(Voci con le posizioni degli elementi)

╭──

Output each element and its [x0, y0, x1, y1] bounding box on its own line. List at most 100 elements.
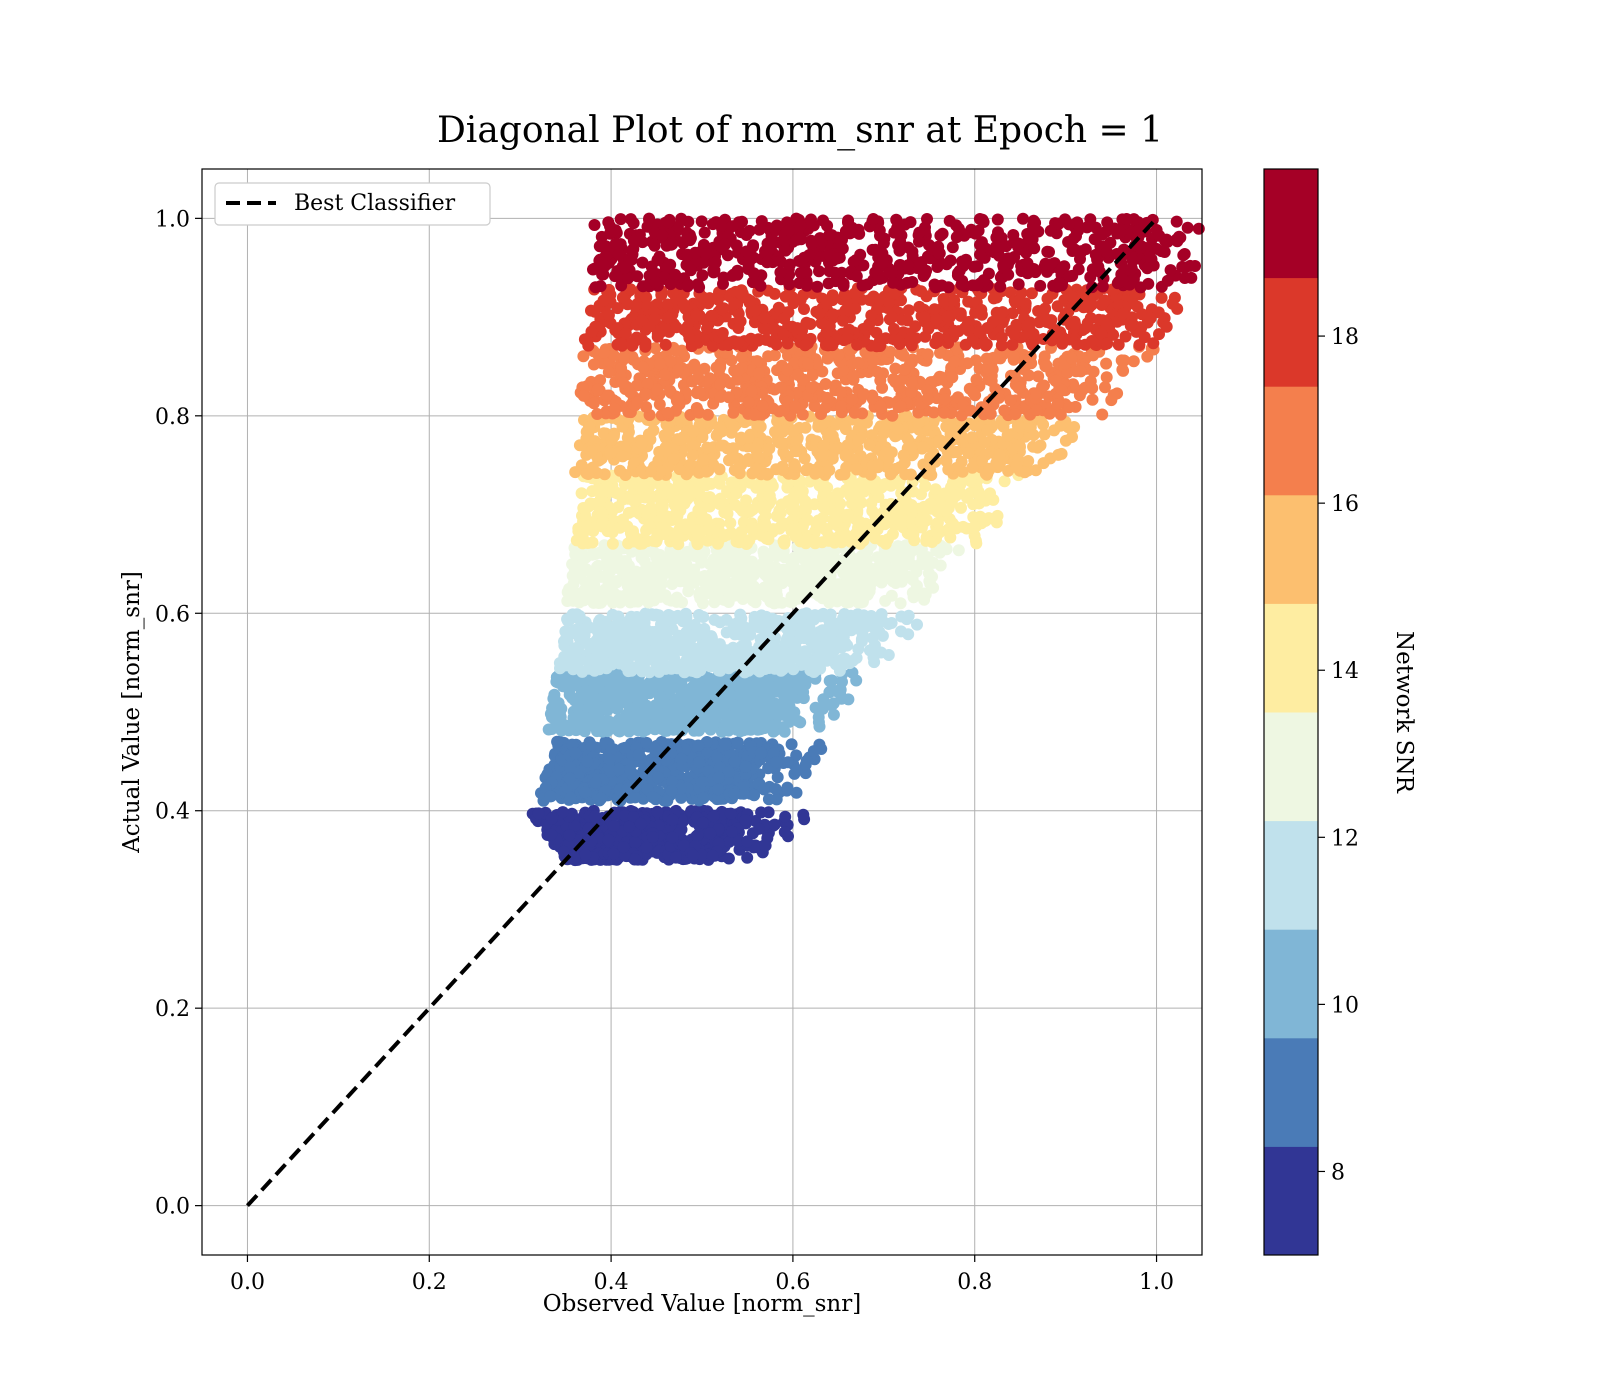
- scatter-point: [607, 654, 620, 667]
- scatter-point: [967, 521, 980, 534]
- scatter-point: [790, 786, 803, 799]
- scatter-point: [585, 739, 598, 752]
- scatter-point: [565, 651, 578, 663]
- scatter-point: [679, 743, 692, 756]
- scatter-point: [940, 504, 953, 517]
- scatter-point: [574, 721, 587, 734]
- scatter-point: [798, 452, 811, 465]
- scatter-point: [604, 447, 617, 460]
- scatter-point: [707, 653, 720, 666]
- scatter-point: [812, 716, 825, 729]
- scatter-point: [753, 697, 766, 710]
- scatter-point: [607, 847, 620, 860]
- scatter-point: [714, 423, 727, 436]
- scatter-point: [769, 783, 782, 795]
- scatter-point: [1013, 421, 1026, 434]
- scatter-point: [616, 513, 629, 526]
- scatter-point: [749, 463, 762, 475]
- scatter-point: [978, 436, 991, 449]
- scatter-point: [607, 643, 620, 656]
- scatter-point: [584, 421, 596, 433]
- scatter-point: [942, 463, 955, 476]
- scatter-point: [737, 787, 750, 800]
- scatter-point: [704, 720, 717, 733]
- scatter-point: [830, 515, 843, 528]
- scatter-point: [544, 790, 556, 803]
- scatter-point: [575, 710, 588, 723]
- scatter-point: [656, 569, 669, 582]
- scatter-point: [675, 752, 688, 765]
- scatter-point: [655, 722, 668, 735]
- scatter-point: [793, 480, 806, 493]
- scatter-point: [712, 783, 724, 796]
- scatter-point: [623, 584, 636, 597]
- scatter-point: [595, 570, 608, 583]
- scatter-point: [767, 523, 780, 536]
- scatter-point: [603, 753, 616, 766]
- scatter-point: [641, 535, 653, 548]
- scatter-point: [841, 509, 854, 521]
- scatter-point: [720, 613, 733, 626]
- scatter-point: [706, 567, 719, 580]
- scatter-point: [886, 575, 899, 588]
- scatter-point: [624, 763, 637, 776]
- scatter-point: [566, 691, 579, 704]
- scatter-point: [594, 506, 607, 518]
- scatter-point: [850, 651, 863, 664]
- scatter-point: [853, 515, 866, 528]
- scatter-point: [577, 564, 590, 577]
- scatter-point: [944, 531, 957, 544]
- scatter-point: [586, 461, 599, 474]
- scatter-point: [546, 702, 559, 715]
- scatter-point: [576, 537, 589, 550]
- scatter-point: [666, 578, 679, 590]
- scatter-point: [632, 695, 645, 708]
- scatter-point: [921, 551, 934, 564]
- scatter-point: [614, 596, 627, 609]
- scatter-point: [912, 416, 925, 429]
- scatter-point: [839, 420, 852, 433]
- scatter-point: [563, 829, 576, 842]
- scatter-point: [653, 445, 666, 458]
- scatter-point: [810, 654, 823, 667]
- scatter-point: [894, 597, 907, 610]
- scatter-point: [545, 723, 558, 735]
- scatter-point: [617, 677, 630, 690]
- scatter-point: [762, 684, 774, 697]
- scatter-point: [724, 807, 737, 820]
- scatter-point: [628, 535, 641, 548]
- scatter-point: [956, 465, 969, 478]
- scatter-point: [863, 438, 876, 451]
- scatter-band-6: [570, 469, 1025, 551]
- scatter-point: [1010, 460, 1023, 473]
- scatter-point: [651, 528, 664, 541]
- scatter-point: [779, 810, 792, 823]
- scatter-point: [641, 708, 654, 721]
- scatter-point: [821, 481, 834, 494]
- scatter-point: [632, 748, 645, 761]
- scatter-point: [621, 431, 634, 444]
- scatter-point: [656, 510, 669, 523]
- scatter-point: [743, 534, 756, 546]
- scatter-point: [1013, 440, 1026, 453]
- scatter-point: [669, 851, 682, 864]
- scatter-point: [718, 720, 731, 733]
- scatter-point: [786, 501, 799, 514]
- scatter-point: [558, 635, 570, 648]
- scatter-point: [907, 591, 920, 604]
- scatter-point: [827, 708, 840, 721]
- scatter-point: [783, 715, 796, 728]
- scatter-point: [532, 807, 545, 820]
- scatter-point: [657, 694, 670, 707]
- scatter-point: [746, 555, 758, 568]
- scatter-point: [593, 649, 606, 662]
- scatter-point: [630, 494, 643, 506]
- scatter-point: [712, 771, 725, 784]
- scatter-point: [651, 805, 664, 818]
- scatter-point: [809, 638, 822, 651]
- scatter-point: [788, 424, 801, 437]
- scatter-point: [723, 835, 736, 848]
- scatter-point: [773, 648, 786, 660]
- scatter-point: [1100, 357, 1113, 370]
- scatter-point: [839, 449, 852, 462]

╰──

COMPITO ASSEGNATO: Ricopia identiche, per favore, le righe del materiale qui sopra dalla riga con "- scatter-point: [607, 654, 620, 667]" alla riga con "- scatter-point: [853, 515, 866, 528]", incluse entrambe.

RISPOSTA AL PROBLEMA:
- scatter-point: [607, 654, 620, 667]
- scatter-point: [967, 521, 980, 534]
- scatter-point: [790, 786, 803, 799]
- scatter-point: [585, 739, 598, 752]
- scatter-point: [565, 651, 578, 663]
- scatter-point: [679, 743, 692, 756]
- scatter-point: [940, 504, 953, 517]
- scatter-point: [574, 721, 587, 734]
- scatter-point: [798, 452, 811, 465]
- scatter-point: [604, 447, 617, 460]
- scatter-point: [707, 653, 720, 666]
- scatter-point: [812, 716, 825, 729]
- scatter-point: [753, 697, 766, 710]
- scatter-point: [607, 847, 620, 860]
- scatter-point: [714, 423, 727, 436]
- scatter-point: [769, 783, 782, 795]
- scatter-point: [1013, 421, 1026, 434]
- scatter-point: [616, 513, 629, 526]
- scatter-point: [749, 463, 762, 475]
- scatter-point: [978, 436, 991, 449]
- scatter-point: [607, 643, 620, 656]
- scatter-point: [584, 421, 596, 433]
- scatter-point: [942, 463, 955, 476]
- scatter-point: [737, 787, 750, 800]
- scatter-point: [704, 720, 717, 733]
- scatter-point: [830, 515, 843, 528]
- scatter-point: [544, 790, 556, 803]
- scatter-point: [575, 710, 588, 723]
- scatter-point: [656, 569, 669, 582]
- scatter-point: [675, 752, 688, 765]
- scatter-point: [655, 722, 668, 735]
- scatter-point: [793, 480, 806, 493]
- scatter-point: [712, 783, 724, 796]
- scatter-point: [623, 584, 636, 597]
- scatter-point: [595, 570, 608, 583]
- scatter-point: [767, 523, 780, 536]
- scatter-point: [603, 753, 616, 766]
- scatter-point: [641, 535, 653, 548]
- scatter-point: [841, 509, 854, 521]
- scatter-point: [720, 613, 733, 626]
- scatter-point: [706, 567, 719, 580]
- scatter-point: [886, 575, 899, 588]
- scatter-point: [624, 763, 637, 776]
- scatter-point: [566, 691, 579, 704]
- scatter-point: [594, 506, 607, 518]
- scatter-point: [850, 651, 863, 664]
- scatter-point: [853, 515, 866, 528]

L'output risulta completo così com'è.